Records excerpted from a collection
____

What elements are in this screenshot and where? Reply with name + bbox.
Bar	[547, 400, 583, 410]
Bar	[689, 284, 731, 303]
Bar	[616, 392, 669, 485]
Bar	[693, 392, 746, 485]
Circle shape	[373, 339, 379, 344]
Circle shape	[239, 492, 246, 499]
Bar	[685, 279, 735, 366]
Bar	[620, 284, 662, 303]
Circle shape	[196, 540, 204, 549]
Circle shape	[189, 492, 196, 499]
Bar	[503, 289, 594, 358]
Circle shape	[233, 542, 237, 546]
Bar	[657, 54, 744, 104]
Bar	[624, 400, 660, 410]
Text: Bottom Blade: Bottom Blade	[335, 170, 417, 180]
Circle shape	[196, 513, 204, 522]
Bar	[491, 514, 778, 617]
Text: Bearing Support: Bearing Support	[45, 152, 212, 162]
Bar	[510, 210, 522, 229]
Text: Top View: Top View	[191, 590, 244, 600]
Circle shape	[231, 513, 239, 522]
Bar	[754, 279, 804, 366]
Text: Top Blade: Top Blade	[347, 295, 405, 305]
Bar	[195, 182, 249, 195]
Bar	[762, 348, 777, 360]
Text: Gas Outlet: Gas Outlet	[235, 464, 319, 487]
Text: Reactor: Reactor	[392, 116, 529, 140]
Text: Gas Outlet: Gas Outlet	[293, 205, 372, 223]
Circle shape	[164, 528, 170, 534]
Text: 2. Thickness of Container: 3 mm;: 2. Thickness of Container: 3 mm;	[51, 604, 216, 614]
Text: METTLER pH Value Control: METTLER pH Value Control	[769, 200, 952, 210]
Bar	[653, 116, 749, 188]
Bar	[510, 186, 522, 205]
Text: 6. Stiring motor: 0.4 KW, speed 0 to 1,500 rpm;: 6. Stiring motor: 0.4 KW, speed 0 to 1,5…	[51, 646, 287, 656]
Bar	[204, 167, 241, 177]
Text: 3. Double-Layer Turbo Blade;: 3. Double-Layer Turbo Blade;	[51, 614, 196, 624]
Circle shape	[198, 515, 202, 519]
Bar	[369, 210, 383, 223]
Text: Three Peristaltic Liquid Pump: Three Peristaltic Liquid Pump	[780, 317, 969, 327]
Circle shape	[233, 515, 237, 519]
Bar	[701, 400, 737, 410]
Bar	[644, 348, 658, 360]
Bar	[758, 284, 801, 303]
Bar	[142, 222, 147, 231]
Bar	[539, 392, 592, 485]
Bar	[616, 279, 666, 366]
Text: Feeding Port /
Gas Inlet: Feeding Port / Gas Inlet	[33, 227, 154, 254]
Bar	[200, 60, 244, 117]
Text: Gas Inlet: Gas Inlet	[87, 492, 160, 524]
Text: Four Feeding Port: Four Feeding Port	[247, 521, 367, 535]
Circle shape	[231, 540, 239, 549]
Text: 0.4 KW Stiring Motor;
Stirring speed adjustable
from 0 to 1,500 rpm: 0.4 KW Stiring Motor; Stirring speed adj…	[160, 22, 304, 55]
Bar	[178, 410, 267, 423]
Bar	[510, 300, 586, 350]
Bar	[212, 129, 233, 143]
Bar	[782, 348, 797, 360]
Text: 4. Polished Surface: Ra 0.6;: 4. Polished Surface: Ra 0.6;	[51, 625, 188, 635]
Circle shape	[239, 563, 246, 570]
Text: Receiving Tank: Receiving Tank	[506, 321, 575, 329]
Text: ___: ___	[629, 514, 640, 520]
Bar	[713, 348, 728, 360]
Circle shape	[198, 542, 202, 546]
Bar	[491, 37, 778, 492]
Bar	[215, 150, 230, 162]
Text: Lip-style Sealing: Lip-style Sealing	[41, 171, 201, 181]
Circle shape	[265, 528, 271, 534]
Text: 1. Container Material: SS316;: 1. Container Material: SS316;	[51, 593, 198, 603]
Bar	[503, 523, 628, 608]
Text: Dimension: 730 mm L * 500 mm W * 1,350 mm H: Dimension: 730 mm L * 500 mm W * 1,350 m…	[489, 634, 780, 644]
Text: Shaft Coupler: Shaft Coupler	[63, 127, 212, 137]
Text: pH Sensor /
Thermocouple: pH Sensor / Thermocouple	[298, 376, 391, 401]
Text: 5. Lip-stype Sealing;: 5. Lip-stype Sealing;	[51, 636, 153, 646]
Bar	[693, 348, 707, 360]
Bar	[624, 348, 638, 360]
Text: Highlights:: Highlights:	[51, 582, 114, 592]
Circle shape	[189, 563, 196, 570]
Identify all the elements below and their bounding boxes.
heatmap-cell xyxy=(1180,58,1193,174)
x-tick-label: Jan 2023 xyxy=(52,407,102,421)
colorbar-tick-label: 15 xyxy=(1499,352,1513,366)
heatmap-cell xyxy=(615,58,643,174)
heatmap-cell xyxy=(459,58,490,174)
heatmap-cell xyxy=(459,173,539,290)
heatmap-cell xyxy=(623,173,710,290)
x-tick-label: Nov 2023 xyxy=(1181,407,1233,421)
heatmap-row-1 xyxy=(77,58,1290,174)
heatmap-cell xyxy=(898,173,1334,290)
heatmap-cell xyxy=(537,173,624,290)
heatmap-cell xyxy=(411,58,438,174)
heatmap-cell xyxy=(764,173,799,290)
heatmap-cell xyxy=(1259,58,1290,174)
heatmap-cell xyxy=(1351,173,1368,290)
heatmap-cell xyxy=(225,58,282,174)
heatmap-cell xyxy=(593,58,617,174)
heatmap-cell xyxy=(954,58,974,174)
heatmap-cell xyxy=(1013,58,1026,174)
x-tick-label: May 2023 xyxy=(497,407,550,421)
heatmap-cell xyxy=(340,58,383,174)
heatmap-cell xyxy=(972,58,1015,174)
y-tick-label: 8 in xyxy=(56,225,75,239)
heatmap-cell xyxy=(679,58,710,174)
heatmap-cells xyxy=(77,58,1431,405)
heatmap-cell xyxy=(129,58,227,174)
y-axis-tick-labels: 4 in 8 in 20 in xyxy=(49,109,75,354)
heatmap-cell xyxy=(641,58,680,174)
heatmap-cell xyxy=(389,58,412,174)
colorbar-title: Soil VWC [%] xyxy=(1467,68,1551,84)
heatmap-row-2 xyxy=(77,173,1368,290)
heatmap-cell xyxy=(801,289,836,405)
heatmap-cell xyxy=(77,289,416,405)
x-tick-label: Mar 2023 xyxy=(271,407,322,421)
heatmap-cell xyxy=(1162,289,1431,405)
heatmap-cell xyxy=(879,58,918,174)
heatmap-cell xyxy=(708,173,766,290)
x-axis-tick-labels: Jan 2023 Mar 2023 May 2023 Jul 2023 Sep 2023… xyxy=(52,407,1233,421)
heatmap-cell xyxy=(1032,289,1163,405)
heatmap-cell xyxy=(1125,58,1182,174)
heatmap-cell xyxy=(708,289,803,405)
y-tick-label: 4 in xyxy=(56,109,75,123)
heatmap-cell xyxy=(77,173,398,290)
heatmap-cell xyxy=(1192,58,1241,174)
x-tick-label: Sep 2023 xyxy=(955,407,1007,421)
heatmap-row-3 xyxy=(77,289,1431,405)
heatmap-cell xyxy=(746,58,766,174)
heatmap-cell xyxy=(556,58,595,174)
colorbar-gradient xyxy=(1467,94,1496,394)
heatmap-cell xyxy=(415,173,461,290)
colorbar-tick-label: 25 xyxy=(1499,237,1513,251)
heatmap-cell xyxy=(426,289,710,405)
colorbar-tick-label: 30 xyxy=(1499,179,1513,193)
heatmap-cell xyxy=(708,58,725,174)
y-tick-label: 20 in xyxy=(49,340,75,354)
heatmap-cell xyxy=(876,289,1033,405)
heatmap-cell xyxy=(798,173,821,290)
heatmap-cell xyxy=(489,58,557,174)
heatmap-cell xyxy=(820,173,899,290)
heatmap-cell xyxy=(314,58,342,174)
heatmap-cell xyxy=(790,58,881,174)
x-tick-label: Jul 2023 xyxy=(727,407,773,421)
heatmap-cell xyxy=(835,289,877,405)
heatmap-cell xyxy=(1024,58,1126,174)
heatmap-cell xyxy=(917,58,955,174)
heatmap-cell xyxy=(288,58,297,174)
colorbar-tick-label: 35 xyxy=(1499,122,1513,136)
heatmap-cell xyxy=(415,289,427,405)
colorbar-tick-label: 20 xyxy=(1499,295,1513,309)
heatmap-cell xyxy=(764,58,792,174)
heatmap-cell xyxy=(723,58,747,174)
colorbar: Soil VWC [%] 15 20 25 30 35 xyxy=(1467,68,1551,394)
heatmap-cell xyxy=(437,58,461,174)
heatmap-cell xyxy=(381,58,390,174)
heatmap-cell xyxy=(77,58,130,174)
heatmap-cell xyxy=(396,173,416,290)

____

### STATED PROBLEM
Please rewrite the records from their first line through the line containing "528, 170, 534]", both included, as a JSON list of strings with one string per line and blank lines left out.

### COMPLETE ANSWER
[
  "What elements are in this screenshot and where? Reply with name + bbox.",
  "Bar\t[547, 400, 583, 410]",
  "Bar\t[689, 284, 731, 303]",
  "Bar\t[616, 392, 669, 485]",
  "Bar\t[693, 392, 746, 485]",
  "Circle shape\t[373, 339, 379, 344]",
  "Circle shape\t[239, 492, 246, 499]",
  "Bar\t[685, 279, 735, 366]",
  "Bar\t[620, 284, 662, 303]",
  "Circle shape\t[196, 540, 204, 549]",
  "Circle shape\t[189, 492, 196, 499]",
  "Bar\t[503, 289, 594, 358]",
  "Circle shape\t[233, 542, 237, 546]",
  "Bar\t[657, 54, 744, 104]",
  "Bar\t[624, 400, 660, 410]",
  "Text: Bottom Blade: Bottom Blade\t[335, 170, 417, 180]",
  "Circle shape\t[196, 513, 204, 522]",
  "Bar\t[491, 514, 778, 617]",
  "Text: Bearing Support: Bearing Support\t[45, 152, 212, 162]",
  "Bar\t[510, 210, 522, 229]",
  "Text: Top View: Top View\t[191, 590, 244, 600]",
  "Circle shape\t[231, 513, 239, 522]",
  "Bar\t[754, 279, 804, 366]",
  "Text: Top Blade: Top Blade\t[347, 295, 405, 305]",
  "Bar\t[195, 182, 249, 195]",
  "Bar\t[762, 348, 777, 360]",
  "Text: Gas Outlet: Gas Outlet\t[235, 464, 319, 487]",
  "Text: Reactor: Reactor\t[392, 116, 529, 140]",
  "Text: Gas Outlet: Gas Outlet\t[293, 205, 372, 223]",
  "Circle shape\t[164, 528, 170, 534]"
]